- **Stated exercise**: Quote, word for word, the lines in the items below that run from the one containing "button[interactable]: Allow Video Access Any Time toggle, on" through the one containing "staticText: Enable to".

>> Start Data listing

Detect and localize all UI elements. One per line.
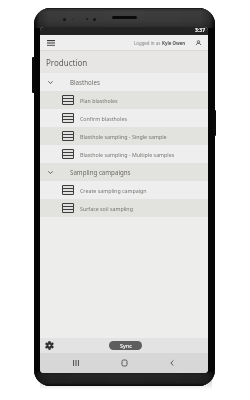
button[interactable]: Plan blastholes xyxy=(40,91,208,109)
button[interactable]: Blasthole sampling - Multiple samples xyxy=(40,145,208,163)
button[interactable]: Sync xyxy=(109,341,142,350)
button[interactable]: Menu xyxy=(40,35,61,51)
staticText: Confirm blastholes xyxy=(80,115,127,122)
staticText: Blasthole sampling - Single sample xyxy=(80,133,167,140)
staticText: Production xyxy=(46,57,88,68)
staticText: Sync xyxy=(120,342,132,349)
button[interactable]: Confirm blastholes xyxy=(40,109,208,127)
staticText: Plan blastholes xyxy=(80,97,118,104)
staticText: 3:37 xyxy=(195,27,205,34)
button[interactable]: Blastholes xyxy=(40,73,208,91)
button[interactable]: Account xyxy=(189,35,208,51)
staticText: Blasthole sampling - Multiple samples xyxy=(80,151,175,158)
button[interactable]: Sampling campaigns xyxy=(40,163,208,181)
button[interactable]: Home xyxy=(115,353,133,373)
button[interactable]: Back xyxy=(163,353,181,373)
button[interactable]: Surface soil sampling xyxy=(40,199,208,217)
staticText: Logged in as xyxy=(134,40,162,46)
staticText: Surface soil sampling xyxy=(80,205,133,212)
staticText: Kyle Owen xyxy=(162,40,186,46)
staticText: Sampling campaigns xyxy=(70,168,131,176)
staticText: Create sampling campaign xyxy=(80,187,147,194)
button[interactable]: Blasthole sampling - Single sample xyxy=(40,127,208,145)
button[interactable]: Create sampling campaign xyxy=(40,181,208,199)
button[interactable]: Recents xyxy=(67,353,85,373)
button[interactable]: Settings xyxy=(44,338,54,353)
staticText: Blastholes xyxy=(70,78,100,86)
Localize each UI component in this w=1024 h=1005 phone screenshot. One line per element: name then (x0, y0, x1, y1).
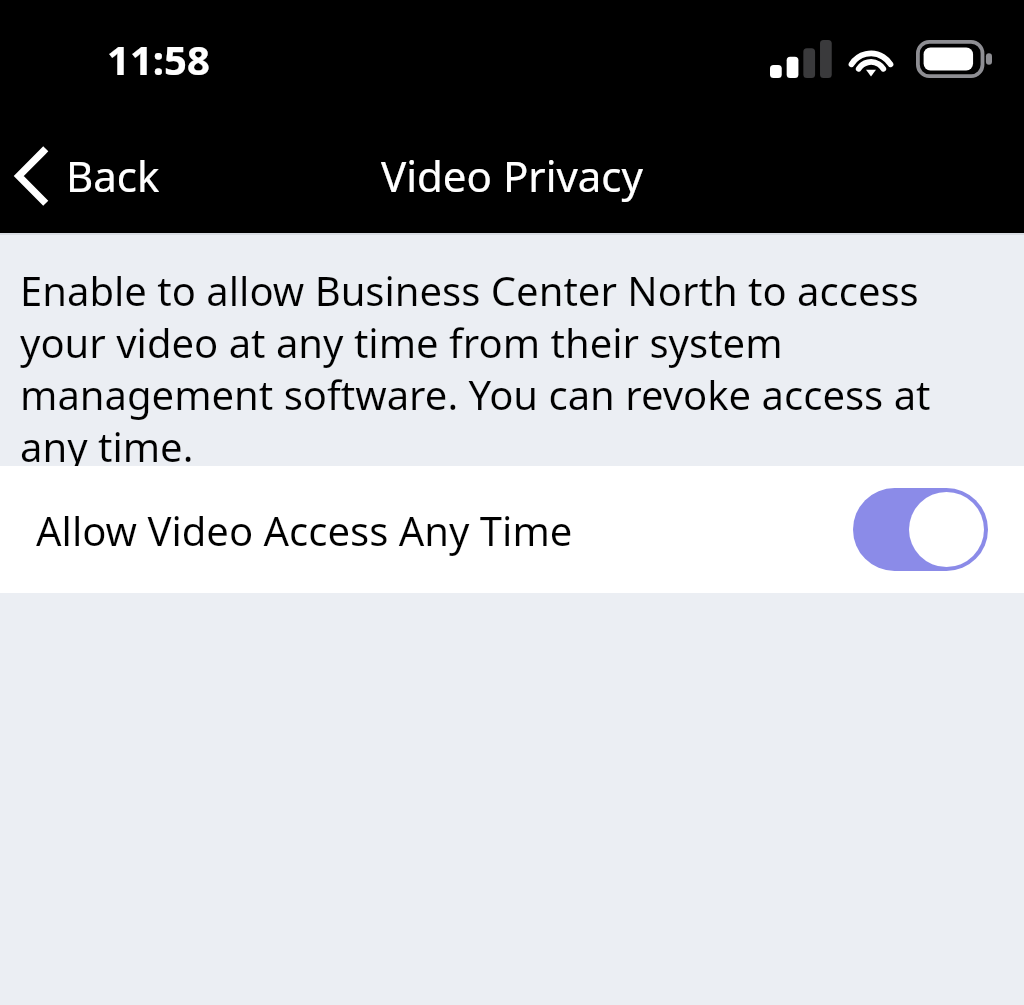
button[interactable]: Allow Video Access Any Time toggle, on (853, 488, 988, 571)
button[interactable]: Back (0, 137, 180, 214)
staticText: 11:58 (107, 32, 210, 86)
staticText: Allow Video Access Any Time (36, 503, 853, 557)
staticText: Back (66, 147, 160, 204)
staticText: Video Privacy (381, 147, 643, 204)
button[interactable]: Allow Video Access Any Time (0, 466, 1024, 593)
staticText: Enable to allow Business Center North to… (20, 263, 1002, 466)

>> End Data listing
>> Start Data listing

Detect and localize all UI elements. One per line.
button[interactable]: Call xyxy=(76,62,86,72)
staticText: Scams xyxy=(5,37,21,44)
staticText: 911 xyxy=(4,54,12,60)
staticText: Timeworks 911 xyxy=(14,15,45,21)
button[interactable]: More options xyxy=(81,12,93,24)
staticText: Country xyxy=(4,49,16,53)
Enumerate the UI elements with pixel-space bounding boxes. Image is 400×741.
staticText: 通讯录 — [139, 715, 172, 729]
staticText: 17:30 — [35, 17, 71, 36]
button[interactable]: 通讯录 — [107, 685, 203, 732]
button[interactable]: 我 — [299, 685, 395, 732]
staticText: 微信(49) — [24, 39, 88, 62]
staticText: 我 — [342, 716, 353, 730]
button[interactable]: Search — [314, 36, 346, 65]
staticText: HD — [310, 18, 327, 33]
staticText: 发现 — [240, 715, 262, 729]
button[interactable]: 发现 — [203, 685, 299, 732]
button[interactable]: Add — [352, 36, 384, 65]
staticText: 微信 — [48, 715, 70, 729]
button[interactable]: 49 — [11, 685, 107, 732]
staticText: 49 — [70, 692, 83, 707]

>> End Data listing

- **Result**:
button[interactable]: Allow Video Access Any Time toggle, on (853, 488, 988, 571)
button[interactable]: Back (0, 137, 180, 214)
staticText: 11:58 (107, 32, 210, 86)
staticText: Allow Video Access Any Time (36, 503, 853, 557)
staticText: Back (66, 147, 160, 204)
staticText: Video Privacy (381, 147, 643, 204)
button[interactable]: Allow Video Access Any Time (0, 466, 1024, 593)
staticText: Enable to allow Business Center North to… (20, 263, 1002, 466)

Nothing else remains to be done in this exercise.